- **STORED RECORDS**:
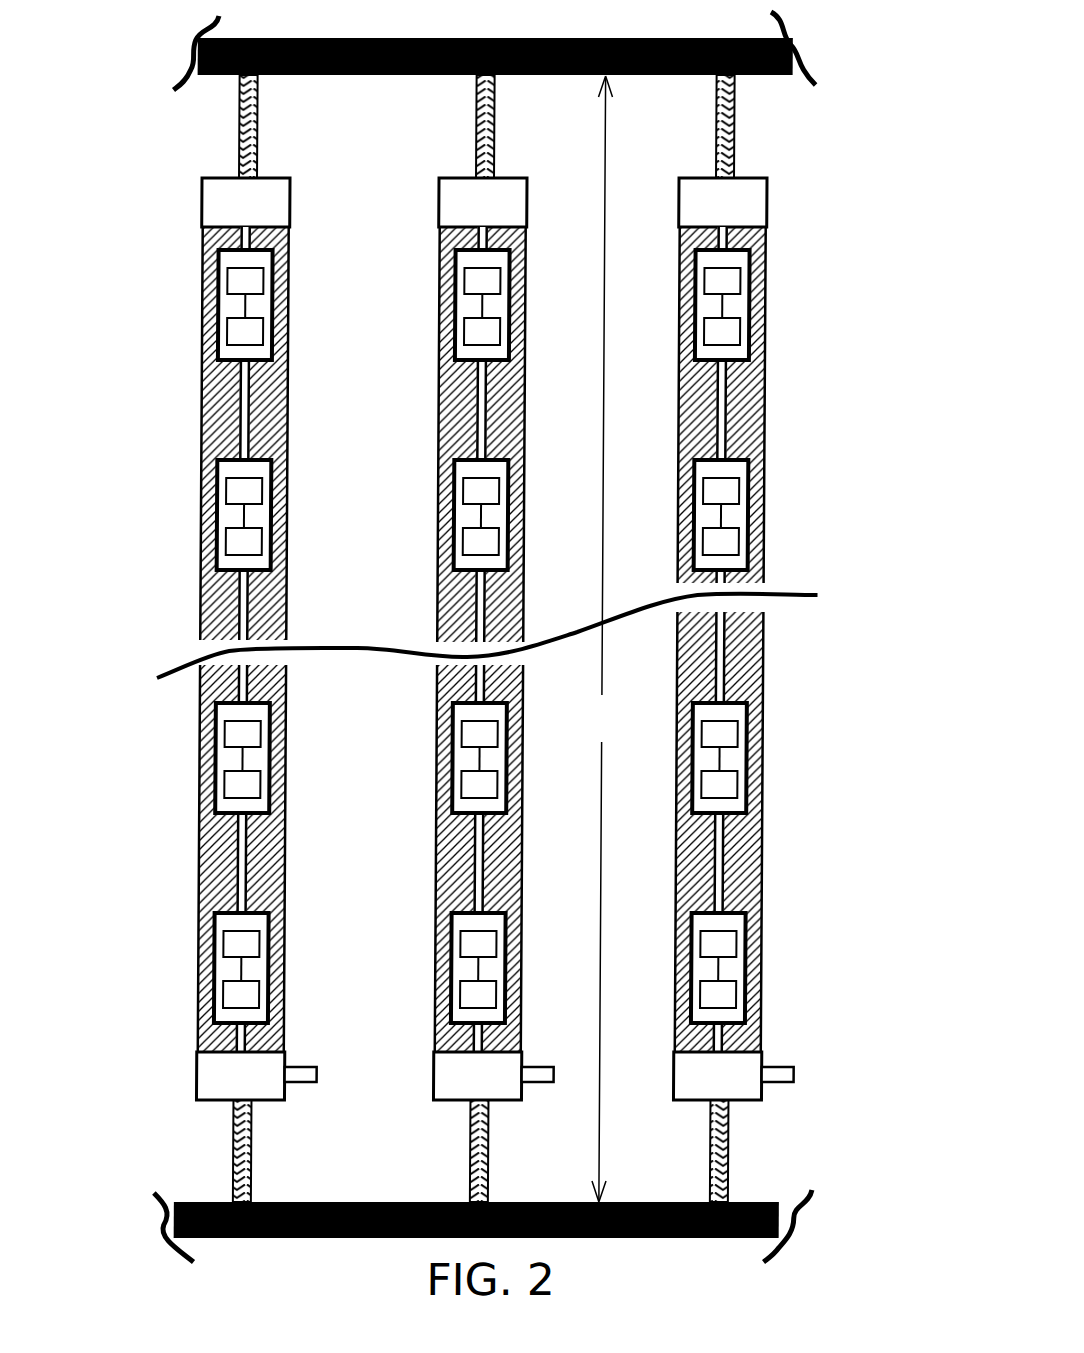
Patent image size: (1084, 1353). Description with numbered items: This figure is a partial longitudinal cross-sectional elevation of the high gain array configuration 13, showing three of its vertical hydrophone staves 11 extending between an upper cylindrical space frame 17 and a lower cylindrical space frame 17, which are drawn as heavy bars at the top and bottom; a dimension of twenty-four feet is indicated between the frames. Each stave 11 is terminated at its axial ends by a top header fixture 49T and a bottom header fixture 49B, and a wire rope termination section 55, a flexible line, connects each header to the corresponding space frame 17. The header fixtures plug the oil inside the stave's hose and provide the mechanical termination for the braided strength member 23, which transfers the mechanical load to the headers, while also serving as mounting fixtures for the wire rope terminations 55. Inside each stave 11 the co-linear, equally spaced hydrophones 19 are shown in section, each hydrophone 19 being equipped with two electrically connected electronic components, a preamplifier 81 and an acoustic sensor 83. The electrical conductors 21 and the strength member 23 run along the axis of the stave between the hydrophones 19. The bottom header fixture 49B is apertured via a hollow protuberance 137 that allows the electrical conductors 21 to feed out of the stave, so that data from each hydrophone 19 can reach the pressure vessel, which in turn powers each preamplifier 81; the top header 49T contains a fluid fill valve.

The high gain array configuration 13 is at (506, 637).
The cylindrical space frame 17 is at (298, 1202).
The wire rope termination section 55 is at (734, 135).
The top header fixture 49T is at (202, 200).
The bottom header fixture 49B is at (202, 1078).
The hydrophone stave 11 is at (205, 413).
The hydrophone 19 is at (481, 627).
The acoustic sensor 83 is at (248, 278).
The preamplifier 81 is at (242, 330).
The electrical conductor 21 is at (481, 639).
The braided strength member 23 is at (241, 851).
The hollow protuberance 137 is at (298, 1074).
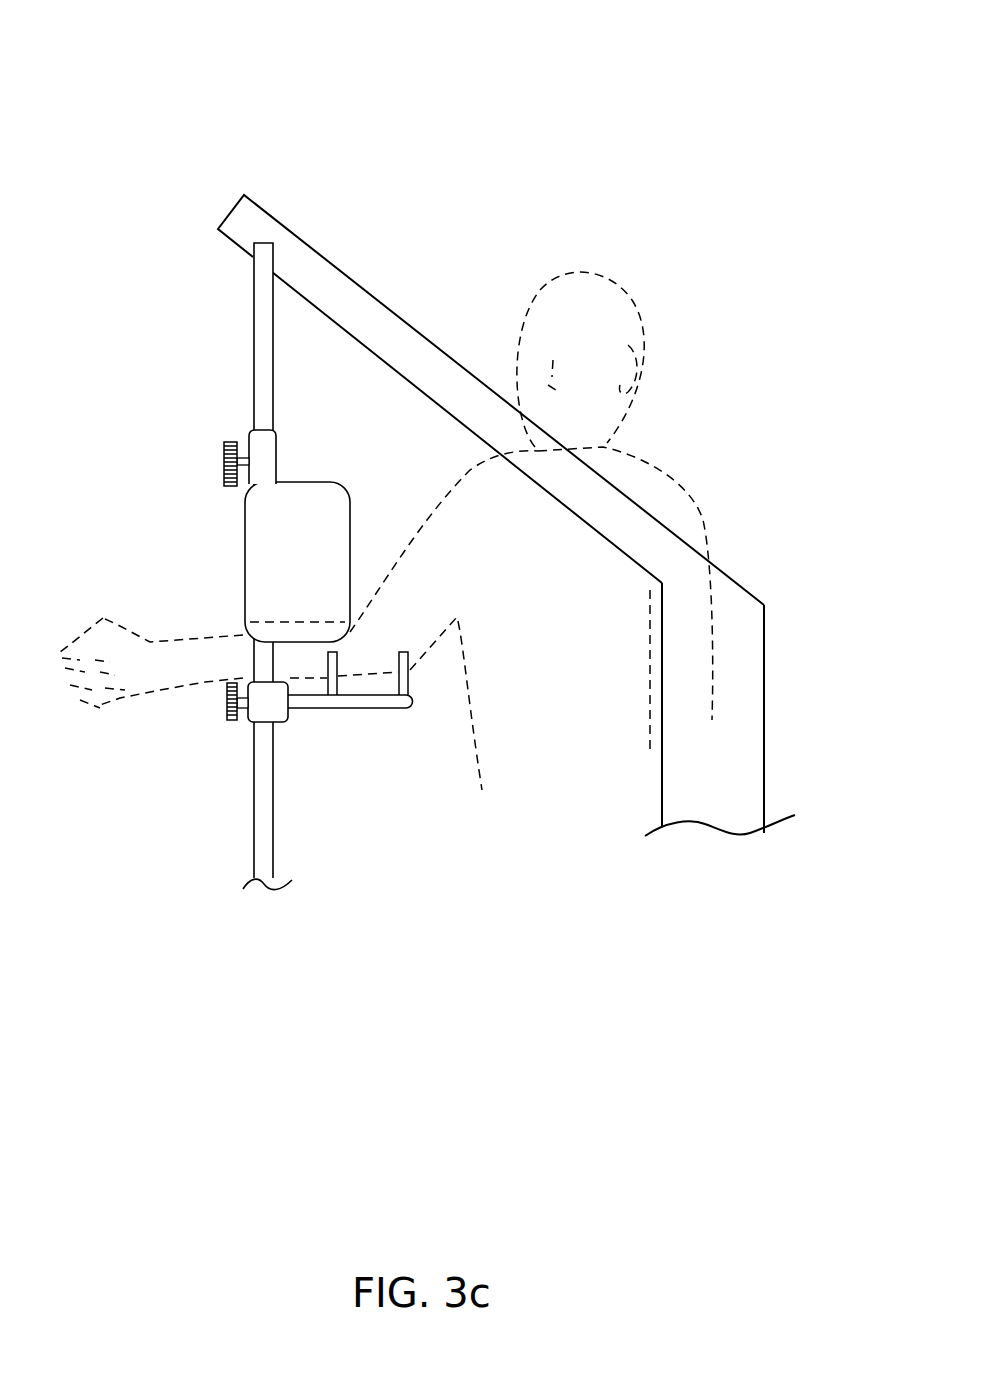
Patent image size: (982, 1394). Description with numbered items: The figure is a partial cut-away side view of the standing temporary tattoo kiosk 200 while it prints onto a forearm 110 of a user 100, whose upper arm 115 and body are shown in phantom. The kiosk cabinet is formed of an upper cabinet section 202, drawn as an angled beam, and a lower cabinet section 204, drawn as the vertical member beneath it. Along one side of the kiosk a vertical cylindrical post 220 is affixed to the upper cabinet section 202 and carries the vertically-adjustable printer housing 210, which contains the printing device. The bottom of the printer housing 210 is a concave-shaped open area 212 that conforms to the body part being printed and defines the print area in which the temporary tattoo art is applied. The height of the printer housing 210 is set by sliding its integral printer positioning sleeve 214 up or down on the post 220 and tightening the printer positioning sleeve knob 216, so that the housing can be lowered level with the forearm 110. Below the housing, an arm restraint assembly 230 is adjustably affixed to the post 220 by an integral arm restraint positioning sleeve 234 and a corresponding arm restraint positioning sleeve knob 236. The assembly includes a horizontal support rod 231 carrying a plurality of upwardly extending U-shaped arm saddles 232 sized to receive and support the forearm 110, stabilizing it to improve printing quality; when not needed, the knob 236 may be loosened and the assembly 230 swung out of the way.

The standing temporary tattoo kiosk 200 is at (676, 155).
The upper cabinet section 202 is at (357, 303).
The lower cabinet section 204 is at (712, 785).
The vertical cylindrical post 220 is at (262, 355).
The printer positioning sleeve 214 is at (263, 440).
The printer positioning sleeve knob 216 is at (226, 470).
The printer housing 210 is at (245, 560).
The concave-shaped open area 212 is at (288, 622).
The forearm 110 is at (208, 632).
The upper arm 115 is at (465, 505).
The user 100 is at (628, 298).
The arm restraint assembly 230 is at (389, 710).
The horizontal support rod 231 is at (325, 708).
The arm saddles 232 is at (406, 652).
The arm restraint positioning sleeve 234 is at (255, 710).
The arm restraint positioning sleeve knob 236 is at (232, 700).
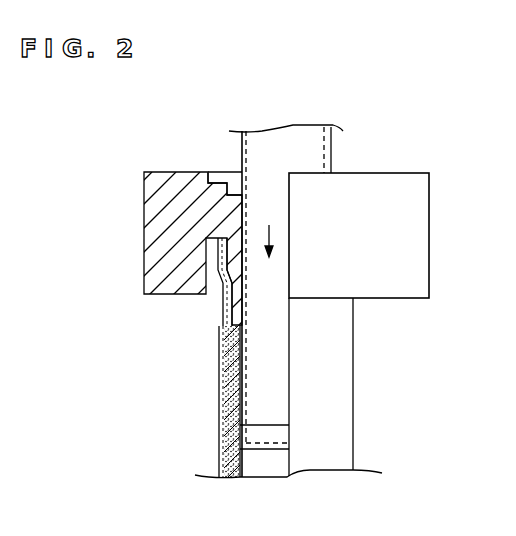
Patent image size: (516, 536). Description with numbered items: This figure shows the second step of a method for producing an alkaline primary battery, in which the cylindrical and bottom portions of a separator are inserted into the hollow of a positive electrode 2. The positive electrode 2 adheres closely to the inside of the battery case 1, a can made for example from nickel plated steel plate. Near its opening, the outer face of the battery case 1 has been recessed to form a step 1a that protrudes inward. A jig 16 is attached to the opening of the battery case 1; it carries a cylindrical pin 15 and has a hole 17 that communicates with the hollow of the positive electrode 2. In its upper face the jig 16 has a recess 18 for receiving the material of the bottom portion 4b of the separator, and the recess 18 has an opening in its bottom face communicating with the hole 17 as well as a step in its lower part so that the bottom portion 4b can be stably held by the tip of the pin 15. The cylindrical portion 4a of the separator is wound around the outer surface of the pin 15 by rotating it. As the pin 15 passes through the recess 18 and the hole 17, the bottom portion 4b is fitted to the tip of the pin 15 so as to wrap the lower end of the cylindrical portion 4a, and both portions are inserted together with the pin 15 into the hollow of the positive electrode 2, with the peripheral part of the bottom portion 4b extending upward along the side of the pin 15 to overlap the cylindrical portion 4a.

The battery case 1 is at (218, 363).
The step 1a is at (227, 287).
The positive electrode 2 is at (218, 416).
The cylindrical portion of the separator 4a is at (258, 381).
The bottom portion of the separator 4b is at (218, 438).
The pin 15 is at (312, 155).
The jig 16 is at (160, 233).
The hole 17 is at (240, 205).
The recess 18 is at (228, 178).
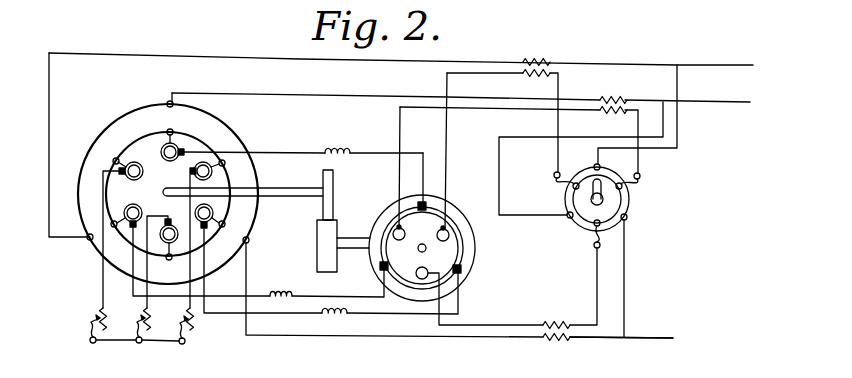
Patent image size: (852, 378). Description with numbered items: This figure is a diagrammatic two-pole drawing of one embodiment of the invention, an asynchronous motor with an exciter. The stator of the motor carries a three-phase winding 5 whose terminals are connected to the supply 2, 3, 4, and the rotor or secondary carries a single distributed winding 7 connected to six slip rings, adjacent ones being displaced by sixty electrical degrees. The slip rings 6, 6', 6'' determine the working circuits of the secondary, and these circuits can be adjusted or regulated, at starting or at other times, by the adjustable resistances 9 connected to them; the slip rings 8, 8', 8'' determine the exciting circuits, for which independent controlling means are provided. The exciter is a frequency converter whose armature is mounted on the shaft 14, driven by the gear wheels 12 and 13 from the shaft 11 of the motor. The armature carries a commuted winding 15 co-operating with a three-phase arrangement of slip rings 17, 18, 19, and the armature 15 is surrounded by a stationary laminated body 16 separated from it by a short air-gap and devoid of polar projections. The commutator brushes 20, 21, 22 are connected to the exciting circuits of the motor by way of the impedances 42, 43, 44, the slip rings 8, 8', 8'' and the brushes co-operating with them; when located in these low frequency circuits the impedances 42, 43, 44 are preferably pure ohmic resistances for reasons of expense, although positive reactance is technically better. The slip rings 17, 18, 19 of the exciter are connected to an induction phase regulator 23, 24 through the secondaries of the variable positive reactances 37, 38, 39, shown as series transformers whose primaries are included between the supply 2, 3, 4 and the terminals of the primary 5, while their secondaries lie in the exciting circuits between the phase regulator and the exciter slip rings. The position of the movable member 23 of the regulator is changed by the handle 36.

The supply 2 is at (408, 64).
The supply 3 is at (469, 102).
The supply 4 is at (630, 340).
The three-phase winding 5 is at (140, 106).
The slip ring 6 is at (214, 167).
The slip ring 6' is at (128, 152).
The slip ring 6'' is at (169, 249).
The distributed winding 7 is at (200, 140).
The slip ring 8 is at (166, 145).
The slip ring 8' is at (126, 209).
The slip ring 8'' is at (222, 215).
The adjustable resistances 9 is at (153, 328).
The shaft 11 is at (274, 191).
The gear wheel 12 is at (333, 186).
The gear wheel 13 is at (317, 246).
The shaft 14 is at (344, 238).
The commuted winding 15 is at (455, 251).
The stationary laminated body 16 is at (468, 218).
The slip ring 17 is at (433, 228).
The slip ring 18 is at (395, 242).
The slip ring 19 is at (412, 269).
The commutator brush 20 is at (380, 270).
The commutator brush 21 is at (430, 203).
The commutator brush 22 is at (463, 270).
The movable member 23 is at (590, 214).
The induction phase regulator 24 is at (565, 199).
The handle 36 is at (605, 186).
The variable positive reactance 37 is at (541, 57).
The variable positive reactance 38 is at (606, 96).
The variable positive reactance 39 is at (559, 320).
The impedance 42 is at (339, 139).
The impedance 43 is at (277, 283).
The impedance 44 is at (337, 321).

- **EXERCISE OBJECTIVE**: Rewrite the rows from the start of the records through the row containing "The hydrophone stave 11 is at (205, 413).", replacing "fluid fill valve" with "fluid inlet valve" and changing nothing else. Leave the pictures out of your answer.

- **SOLUTION**:
Patent image size: (1084, 1353). Description with numbered items: This figure is a partial longitudinal cross-sectional elevation of the high gain array configuration 13, showing three of its vertical hydrophone staves 11 extending between an upper cylindrical space frame 17 and a lower cylindrical space frame 17, which are drawn as heavy bars at the top and bottom; a dimension of twenty-four feet is indicated between the frames. Each stave 11 is terminated at its axial ends by a top header fixture 49T and a bottom header fixture 49B, and a wire rope termination section 55, a flexible line, connects each header to the corresponding space frame 17. The header fixtures plug the oil inside the stave's hose and provide the mechanical termination for the braided strength member 23, which transfers the mechanical load to the headers, while also serving as mounting fixtures for the wire rope terminations 55. Inside each stave 11 the co-linear, equally spaced hydrophones 19 are shown in section, each hydrophone 19 being equipped with two electrically connected electronic components, a preamplifier 81 and an acoustic sensor 83. The electrical conductors 21 and the strength member 23 run along the axis of the stave between the hydrophones 19. The bottom header fixture 49B is apertured via a hollow protuberance 137 that allows the electrical conductors 21 to feed out of the stave, so that data from each hydrophone 19 can reach the pressure vessel, which in turn powers each preamplifier 81; the top header 49T contains a fluid inlet valve.

The high gain array configuration 13 is at (506, 637).
The cylindrical space frame 17 is at (298, 1202).
The wire rope termination section 55 is at (734, 135).
The top header fixture 49T is at (202, 200).
The bottom header fixture 49B is at (202, 1078).
The hydrophone stave 11 is at (205, 413).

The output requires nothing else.